• WORK INSTRUCTIONS
All of the data must be printed exactly; please include every line.

**** RAW RECORDS ****

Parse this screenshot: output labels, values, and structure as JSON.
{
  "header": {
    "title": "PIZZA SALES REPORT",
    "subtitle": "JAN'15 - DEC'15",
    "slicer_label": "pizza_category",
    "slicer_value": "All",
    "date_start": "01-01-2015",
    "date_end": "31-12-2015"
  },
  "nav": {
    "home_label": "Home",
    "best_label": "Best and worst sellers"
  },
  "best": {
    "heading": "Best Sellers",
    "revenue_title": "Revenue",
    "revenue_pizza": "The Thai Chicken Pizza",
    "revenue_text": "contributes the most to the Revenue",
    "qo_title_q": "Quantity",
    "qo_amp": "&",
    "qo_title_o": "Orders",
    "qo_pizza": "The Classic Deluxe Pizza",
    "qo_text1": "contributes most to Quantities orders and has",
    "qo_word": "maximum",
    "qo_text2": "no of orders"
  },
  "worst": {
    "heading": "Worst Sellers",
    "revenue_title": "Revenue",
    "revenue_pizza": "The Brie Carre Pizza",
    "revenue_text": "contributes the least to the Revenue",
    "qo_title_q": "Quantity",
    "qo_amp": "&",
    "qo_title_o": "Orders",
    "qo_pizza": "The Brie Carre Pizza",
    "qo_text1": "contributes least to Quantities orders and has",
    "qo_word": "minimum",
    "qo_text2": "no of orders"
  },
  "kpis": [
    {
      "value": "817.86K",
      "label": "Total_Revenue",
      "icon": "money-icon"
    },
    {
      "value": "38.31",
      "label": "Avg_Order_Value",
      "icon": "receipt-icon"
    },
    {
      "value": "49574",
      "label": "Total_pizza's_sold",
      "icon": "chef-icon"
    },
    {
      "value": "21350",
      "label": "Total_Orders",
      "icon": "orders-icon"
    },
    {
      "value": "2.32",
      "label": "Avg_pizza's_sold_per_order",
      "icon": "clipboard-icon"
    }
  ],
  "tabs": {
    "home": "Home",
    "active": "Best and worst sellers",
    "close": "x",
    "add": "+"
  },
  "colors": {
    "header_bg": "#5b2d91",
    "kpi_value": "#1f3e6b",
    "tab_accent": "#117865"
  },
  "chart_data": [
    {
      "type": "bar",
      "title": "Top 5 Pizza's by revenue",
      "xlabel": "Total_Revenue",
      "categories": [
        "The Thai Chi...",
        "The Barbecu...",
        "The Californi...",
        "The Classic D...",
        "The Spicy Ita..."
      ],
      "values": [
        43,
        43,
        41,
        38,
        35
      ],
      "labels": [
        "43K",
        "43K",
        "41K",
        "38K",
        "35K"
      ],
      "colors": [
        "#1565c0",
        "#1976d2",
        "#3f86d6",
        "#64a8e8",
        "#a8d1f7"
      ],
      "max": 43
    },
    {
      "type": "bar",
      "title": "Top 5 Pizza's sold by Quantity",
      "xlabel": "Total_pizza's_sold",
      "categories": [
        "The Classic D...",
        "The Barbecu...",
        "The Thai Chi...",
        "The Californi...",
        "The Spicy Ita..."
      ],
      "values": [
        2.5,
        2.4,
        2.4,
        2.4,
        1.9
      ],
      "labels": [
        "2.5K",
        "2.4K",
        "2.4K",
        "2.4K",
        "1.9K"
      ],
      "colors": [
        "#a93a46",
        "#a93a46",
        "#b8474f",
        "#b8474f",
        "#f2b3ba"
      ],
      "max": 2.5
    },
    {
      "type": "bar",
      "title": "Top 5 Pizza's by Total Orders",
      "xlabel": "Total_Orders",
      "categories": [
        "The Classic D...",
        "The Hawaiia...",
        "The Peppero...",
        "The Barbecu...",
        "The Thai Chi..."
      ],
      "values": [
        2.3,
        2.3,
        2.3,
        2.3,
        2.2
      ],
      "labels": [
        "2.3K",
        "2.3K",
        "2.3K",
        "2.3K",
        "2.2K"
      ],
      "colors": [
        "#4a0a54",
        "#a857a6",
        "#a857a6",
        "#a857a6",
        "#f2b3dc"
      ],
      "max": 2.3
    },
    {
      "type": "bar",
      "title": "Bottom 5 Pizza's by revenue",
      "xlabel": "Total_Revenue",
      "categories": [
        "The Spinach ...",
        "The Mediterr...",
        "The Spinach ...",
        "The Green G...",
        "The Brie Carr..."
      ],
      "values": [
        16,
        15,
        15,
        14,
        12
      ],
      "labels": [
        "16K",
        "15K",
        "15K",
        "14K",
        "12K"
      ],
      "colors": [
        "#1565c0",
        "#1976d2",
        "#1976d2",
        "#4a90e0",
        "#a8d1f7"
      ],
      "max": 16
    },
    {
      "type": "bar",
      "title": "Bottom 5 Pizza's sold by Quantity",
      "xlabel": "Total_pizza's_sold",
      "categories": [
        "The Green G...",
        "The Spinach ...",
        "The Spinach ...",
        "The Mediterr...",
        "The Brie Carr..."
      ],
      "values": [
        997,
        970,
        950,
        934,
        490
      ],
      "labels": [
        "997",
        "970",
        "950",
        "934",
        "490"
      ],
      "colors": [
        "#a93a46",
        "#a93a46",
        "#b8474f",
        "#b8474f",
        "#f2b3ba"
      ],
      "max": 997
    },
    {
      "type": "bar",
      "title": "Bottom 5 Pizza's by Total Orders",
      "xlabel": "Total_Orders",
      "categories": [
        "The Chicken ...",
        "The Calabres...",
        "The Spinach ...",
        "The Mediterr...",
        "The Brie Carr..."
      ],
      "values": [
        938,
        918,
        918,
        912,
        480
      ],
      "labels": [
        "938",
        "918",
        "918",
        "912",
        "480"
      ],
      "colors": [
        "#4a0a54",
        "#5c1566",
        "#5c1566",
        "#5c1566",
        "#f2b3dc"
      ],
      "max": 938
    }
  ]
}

****

• FINISHED EXERCISE
Parse this screenshot: output labels, values, and structure as JSON.
{
  "header": {
    "title": "PIZZA SALES REPORT",
    "subtitle": "JAN'15 - DEC'15",
    "slicer_label": "pizza_category",
    "slicer_value": "All",
    "date_start": "01-01-2015",
    "date_end": "31-12-2015"
  },
  "nav": {
    "home_label": "Home",
    "best_label": "Best and worst sellers"
  },
  "best": {
    "heading": "Best Sellers",
    "revenue_title": "Revenue",
    "revenue_pizza": "The Thai Chicken Pizza",
    "revenue_text": "contributes the most to the Revenue",
    "qo_title_q": "Quantity",
    "qo_amp": "&",
    "qo_title_o": "Orders",
    "qo_pizza": "The Classic Deluxe Pizza",
    "qo_text1": "contributes most to Quantities orders and has",
    "qo_word": "maximum",
    "qo_text2": "no of orders"
  },
  "worst": {
    "heading": "Worst Sellers",
    "revenue_title": "Revenue",
    "revenue_pizza": "The Brie Carre Pizza",
    "revenue_text": "contributes the least to the Revenue",
    "qo_title_q": "Quantity",
    "qo_amp": "&",
    "qo_title_o": "Orders",
    "qo_pizza": "The Brie Carre Pizza",
    "qo_text1": "contributes least to Quantities orders and has",
    "qo_word": "minimum",
    "qo_text2": "no of orders"
  },
  "kpis": [
    {
      "value": "817.86K",
      "label": "Total_Revenue",
      "icon": "money-icon"
    },
    {
      "value": "38.31",
      "label": "Avg_Order_Value",
      "icon": "receipt-icon"
    },
    {
      "value": "49574",
      "label": "Total_pizza's_sold",
      "icon": "chef-icon"
    },
    {
      "value": "21350",
      "label": "Total_Orders",
      "icon": "orders-icon"
    },
    {
      "value": "2.32",
      "label": "Avg_pizza's_sold_per_order",
      "icon": "clipboard-icon"
    }
  ],
  "tabs": {
    "home": "Home",
    "active": "Best and worst sellers",
    "close": "x",
    "add": "+"
  },
  "colors": {
    "header_bg": "#5b2d91",
    "kpi_value": "#1f3e6b",
    "tab_accent": "#117865"
  },
  "chart_data": [
    {
      "type": "bar",
      "title": "Top 5 Pizza's by revenue",
      "xlabel": "Total_Revenue",
      "categories": [
        "The Thai Chi...",
        "The Barbecu...",
        "The Californi...",
        "The Classic D...",
        "The Spicy Ita..."
      ],
      "values": [
        43,
        43,
        41,
        38,
        35
      ],
      "labels": [
        "43K",
        "43K",
        "41K",
        "38K",
        "35K"
      ],
      "colors": [
        "#1565c0",
        "#1976d2",
        "#3f86d6",
        "#64a8e8",
        "#a8d1f7"
      ],
      "max": 43
    },
    {
      "type": "bar",
      "title": "Top 5 Pizza's sold by Quantity",
      "xlabel": "Total_pizza's_sold",
      "categories": [
        "The Classic D...",
        "The Barbecu...",
        "The Thai Chi...",
        "The Californi...",
        "The Spicy Ita..."
      ],
      "values": [
        2.5,
        2.4,
        2.4,
        2.4,
        1.9
      ],
      "labels": [
        "2.5K",
        "2.4K",
        "2.4K",
        "2.4K",
        "1.9K"
      ],
      "colors": [
        "#a93a46",
        "#a93a46",
        "#b8474f",
        "#b8474f",
        "#f2b3ba"
      ],
      "max": 2.5
    },
    {
      "type": "bar",
      "title": "Top 5 Pizza's by Total Orders",
      "xlabel": "Total_Orders",
      "categories": [
        "The Classic D...",
        "The Hawaiia...",
        "The Peppero...",
        "The Barbecu...",
        "The Thai Chi..."
      ],
      "values": [
        2.3,
        2.3,
        2.3,
        2.3,
        2.2
      ],
      "labels": [
        "2.3K",
        "2.3K",
        "2.3K",
        "2.3K",
        "2.2K"
      ],
      "colors": [
        "#4a0a54",
        "#a857a6",
        "#a857a6",
        "#a857a6",
        "#f2b3dc"
      ],
      "max": 2.3
    },
    {
      "type": "bar",
      "title": "Bottom 5 Pizza's by revenue",
      "xlabel": "Total_Revenue",
      "categories": [
        "The Spinach ...",
        "The Mediterr...",
        "The Spinach ...",
        "The Green G...",
        "The Brie Carr..."
      ],
      "values": [
        16,
        15,
        15,
        14,
        12
      ],
      "labels": [
        "16K",
        "15K",
        "15K",
        "14K",
        "12K"
      ],
      "colors": [
        "#1565c0",
        "#1976d2",
        "#1976d2",
        "#4a90e0",
        "#a8d1f7"
      ],
      "max": 16
    },
    {
      "type": "bar",
      "title": "Bottom 5 Pizza's sold by Quantity",
      "xlabel": "Total_pizza's_sold",
      "categories": [
        "The Green G...",
        "The Spinach ...",
        "The Spinach ...",
        "The Mediterr...",
        "The Brie Carr..."
      ],
      "values": [
        997,
        970,
        950,
        934,
        490
      ],
      "labels": [
        "997",
        "970",
        "950",
        "934",
        "490"
      ],
      "colors": [
        "#a93a46",
        "#a93a46",
        "#b8474f",
        "#b8474f",
        "#f2b3ba"
      ],
      "max": 997
    },
    {
      "type": "bar",
      "title": "Bottom 5 Pizza's by Total Orders",
      "xlabel": "Total_Orders",
      "categories": [
        "The Chicken ...",
        "The Calabres...",
        "The Spinach ...",
        "The Mediterr...",
        "The Brie Carr..."
      ],
      "values": [
        938,
        918,
        918,
        912,
        480
      ],
      "labels": [
        "938",
        "918",
        "918",
        "912",
        "480"
      ],
      "colors": [
        "#4a0a54",
        "#5c1566",
        "#5c1566",
        "#5c1566",
        "#f2b3dc"
      ],
      "max": 938
    }
  ]
}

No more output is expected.